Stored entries
----

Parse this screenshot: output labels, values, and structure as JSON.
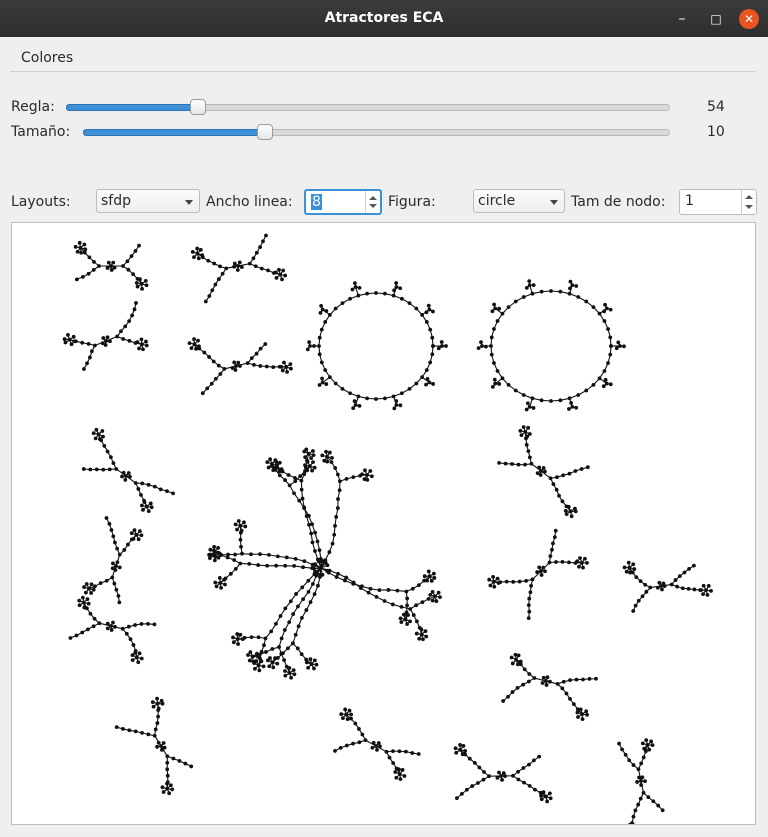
{
  "window": {
    "title": "Atractores ECA",
    "minimize_symbol": "–",
    "maximize_symbol": "□",
    "close_symbol": "✕"
  },
  "menubar": {
    "items": [
      {
        "label": "Colores"
      }
    ]
  },
  "controls": {
    "rule": {
      "label": "Regla:",
      "value": "54",
      "fraction": 0.211
    },
    "size": {
      "label": "Tamaño:",
      "value": "10",
      "fraction": 0.304
    }
  },
  "toolbar": {
    "layouts_label": "Layouts:",
    "layouts_value": "sfdp",
    "line_width_label": "Ancho linea:",
    "line_width_value": "8",
    "shape_label": "Figura:",
    "shape_value": "circle",
    "node_size_label": "Tam de nodo:",
    "node_size_value": "1"
  },
  "graph": {
    "description_icon": "graph-drawing-icon",
    "edge_color": "#111111",
    "node_color": "#111111"
  }
}
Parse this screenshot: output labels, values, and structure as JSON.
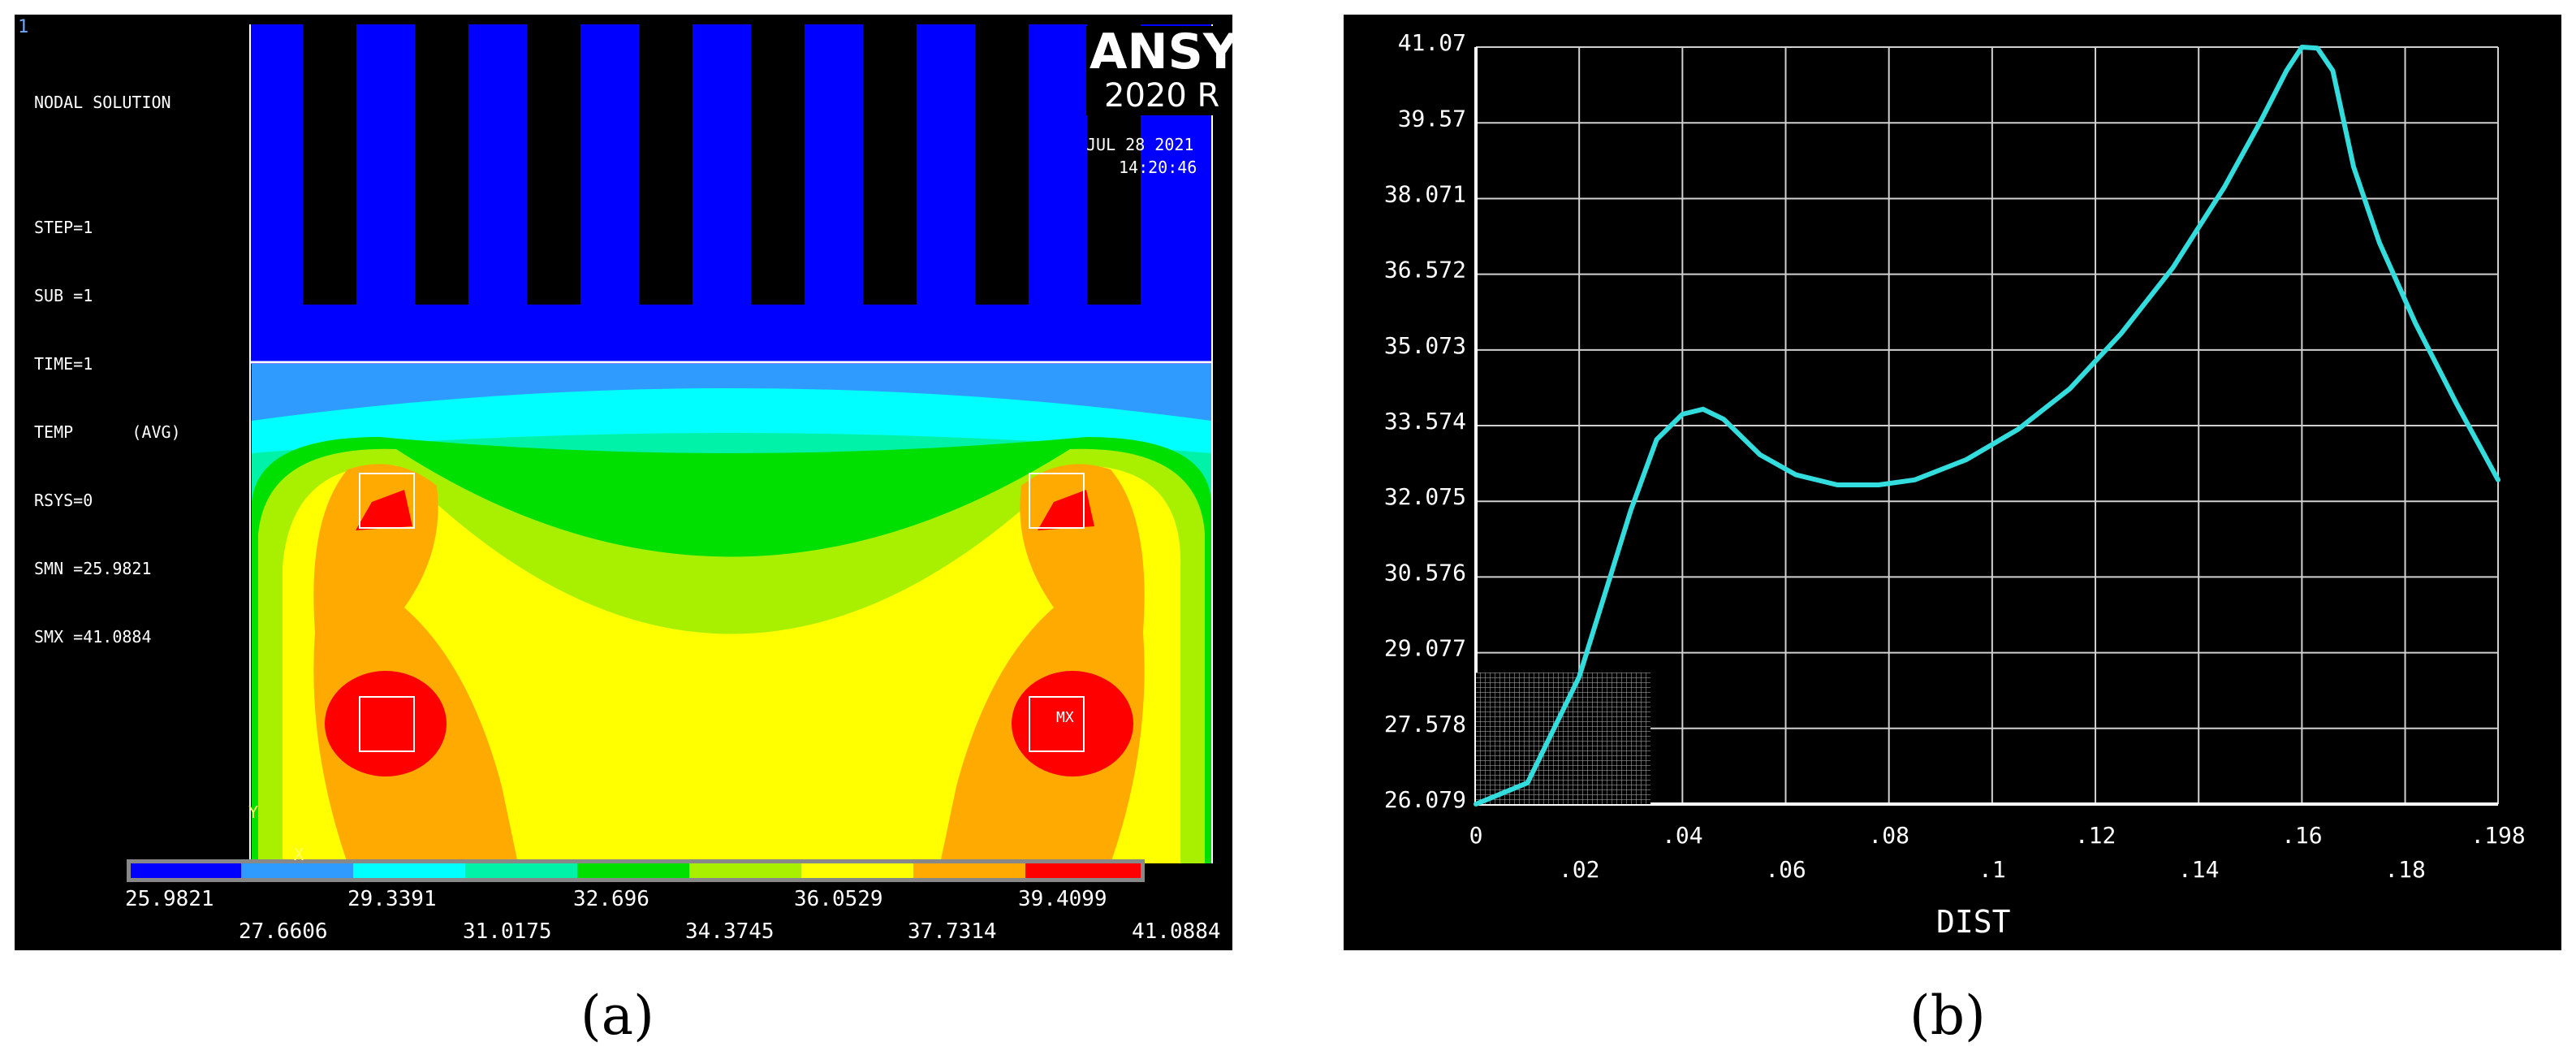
{
  "colors": {
    "blue": "#0000ff",
    "lightblue": "#2f9bff",
    "cyan": "#00ffff",
    "aqua": "#00f2a8",
    "green": "#00e000",
    "yellowgreen": "#a8f000",
    "yellow": "#ffff00",
    "orange": "#ffaa00",
    "red": "#ff0000",
    "curve": "#33dddd",
    "grid": "#d0d0d0"
  },
  "panel_a": {
    "corner_id": "1",
    "info_lines": [
      "NODAL SOLUTION",
      "",
      "STEP=1",
      "SUB =1",
      "TIME=1",
      "TEMP      (AVG)",
      "RSYS=0",
      "SMN =25.9821",
      "SMX =41.0884"
    ],
    "logo": "ANSYS",
    "version": "2020 R",
    "date": "JUL 28 2021",
    "time": "14:20:46",
    "max_marker": "MX",
    "axis_y": "Y",
    "axis_x": "X",
    "legend_upper": [
      "25.9821",
      "29.3391",
      "32.696",
      "36.0529",
      "39.4099"
    ],
    "legend_lower": [
      "27.6606",
      "31.0175",
      "34.3745",
      "37.7314",
      "41.0884"
    ]
  },
  "panel_b": {
    "xlabel": "DIST"
  },
  "captions": {
    "a": "(a)",
    "b": "(b)"
  },
  "chart_data": {
    "type": "line",
    "title": "",
    "xlabel": "DIST",
    "ylabel": "",
    "xlim": [
      0,
      0.198
    ],
    "ylim": [
      26.079,
      41.07
    ],
    "grid": true,
    "x_ticks": [
      "0",
      ".02",
      ".04",
      ".06",
      ".08",
      ".1",
      ".12",
      ".14",
      ".16",
      ".18",
      ".198"
    ],
    "x_tick_values": [
      0,
      0.02,
      0.04,
      0.06,
      0.08,
      0.1,
      0.12,
      0.14,
      0.16,
      0.18,
      0.198
    ],
    "y_ticks": [
      "26.079",
      "27.578",
      "29.077",
      "30.576",
      "32.075",
      "33.574",
      "35.073",
      "36.572",
      "38.071",
      "39.57",
      "41.07"
    ],
    "y_tick_values": [
      26.079,
      27.578,
      29.077,
      30.576,
      32.075,
      33.574,
      35.073,
      36.572,
      38.071,
      39.57,
      41.07
    ],
    "series": [
      {
        "x": [
          0.0,
          0.01,
          0.02,
          0.03,
          0.035,
          0.04,
          0.044,
          0.048,
          0.055,
          0.062,
          0.07,
          0.078,
          0.085,
          0.095,
          0.105,
          0.115,
          0.125,
          0.135,
          0.145,
          0.152,
          0.157,
          0.16,
          0.163,
          0.166,
          0.17,
          0.175,
          0.182,
          0.19,
          0.198
        ],
        "y": [
          26.079,
          26.5,
          28.6,
          31.9,
          33.3,
          33.8,
          33.9,
          33.7,
          33.0,
          32.6,
          32.4,
          32.4,
          32.5,
          32.9,
          33.5,
          34.3,
          35.4,
          36.7,
          38.3,
          39.6,
          40.6,
          41.07,
          41.05,
          40.6,
          38.7,
          37.2,
          35.6,
          34.0,
          32.5
        ]
      }
    ]
  }
}
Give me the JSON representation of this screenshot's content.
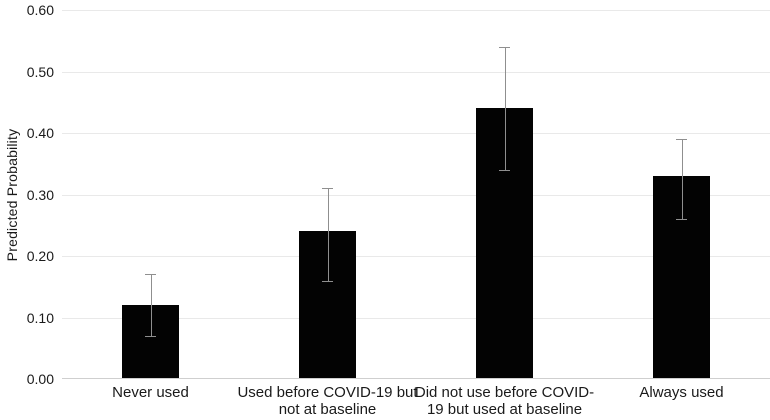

----

* _Set exercise_: Produce an exact copy of each line of data, skipping embedded images.

* _Result of this task_:
Parse this screenshot: output labels, values, and structure as JSON.
{
  "window": {
    "title": "Atractores ECA",
    "minimize_symbol": "–",
    "maximize_symbol": "□",
    "close_symbol": "✕"
  },
  "menubar": {
    "items": [
      {
        "label": "Colores"
      }
    ]
  },
  "controls": {
    "rule": {
      "label": "Regla:",
      "value": "54",
      "fraction": 0.211
    },
    "size": {
      "label": "Tamaño:",
      "value": "10",
      "fraction": 0.304
    }
  },
  "toolbar": {
    "layouts_label": "Layouts:",
    "layouts_value": "sfdp",
    "line_width_label": "Ancho linea:",
    "line_width_value": "8",
    "shape_label": "Figura:",
    "shape_value": "circle",
    "node_size_label": "Tam de nodo:",
    "node_size_value": "1"
  },
  "graph": {
    "description_icon": "graph-drawing-icon",
    "edge_color": "#111111",
    "node_color": "#111111"
  }
}
Parse this screenshot: output labels, values, and structure as JSON.
{
  "colors": {
    "blue": "#0000ff",
    "lightblue": "#2f9bff",
    "cyan": "#00ffff",
    "aqua": "#00f2a8",
    "green": "#00e000",
    "yellowgreen": "#a8f000",
    "yellow": "#ffff00",
    "orange": "#ffaa00",
    "red": "#ff0000",
    "curve": "#33dddd",
    "grid": "#d0d0d0"
  },
  "panel_a": {
    "corner_id": "1",
    "info_lines": [
      "NODAL SOLUTION",
      "",
      "STEP=1",
      "SUB =1",
      "TIME=1",
      "TEMP      (AVG)",
      "RSYS=0",
      "SMN =25.9821",
      "SMX =41.0884"
    ],
    "logo": "ANSYS",
    "version": "2020 R",
    "date": "JUL 28 2021",
    "time": "14:20:46",
    "max_marker": "MX",
    "axis_y": "Y",
    "axis_x": "X",
    "legend_upper": [
      "25.9821",
      "29.3391",
      "32.696",
      "36.0529",
      "39.4099"
    ],
    "legend_lower": [
      "27.6606",
      "31.0175",
      "34.3745",
      "37.7314",
      "41.0884"
    ]
  },
  "panel_b": {
    "xlabel": "DIST"
  },
  "captions": {
    "a": "(a)",
    "b": "(b)"
  },
  "chart_data": {
    "type": "line",
    "title": "",
    "xlabel": "DIST",
    "ylabel": "",
    "xlim": [
      0,
      0.198
    ],
    "ylim": [
      26.079,
      41.07
    ],
    "grid": true,
    "x_ticks": [
      "0",
      ".02",
      ".04",
      ".06",
      ".08",
      ".1",
      ".12",
      ".14",
      ".16",
      ".18",
      ".198"
    ],
    "x_tick_values": [
      0,
      0.02,
      0.04,
      0.06,
      0.08,
      0.1,
      0.12,
      0.14,
      0.16,
      0.18,
      0.198
    ],
    "y_ticks": [
      "26.079",
      "27.578",
      "29.077",
      "30.576",
      "32.075",
      "33.574",
      "35.073",
      "36.572",
      "38.071",
      "39.57",
      "41.07"
    ],
    "y_tick_values": [
      26.079,
      27.578,
      29.077,
      30.576,
      32.075,
      33.574,
      35.073,
      36.572,
      38.071,
      39.57,
      41.07
    ],
    "series": [
      {
        "x": [
          0.0,
          0.01,
          0.02,
          0.03,
          0.035,
          0.04,
          0.044,
          0.048,
          0.055,
          0.062,
          0.07,
          0.078,
          0.085,
          0.095,
          0.105,
          0.115,
          0.125,
          0.135,
          0.145,
          0.152,
          0.157,
          0.16,
          0.163,
          0.166,
          0.17,
          0.175,
          0.182,
          0.19,
          0.198
        ],
        "y": [
          26.079,
          26.5,
          28.6,
          31.9,
          33.3,
          33.8,
          33.9,
          33.7,
          33.0,
          32.6,
          32.4,
          32.4,
          32.5,
          32.9,
          33.5,
          34.3,
          35.4,
          36.7,
          38.3,
          39.6,
          40.6,
          41.07,
          41.05,
          40.6,
          38.7,
          37.2,
          35.6,
          34.0,
          32.5
        ]
      }
    ]
  }
}
Give me the JSON representation of this screenshot's content.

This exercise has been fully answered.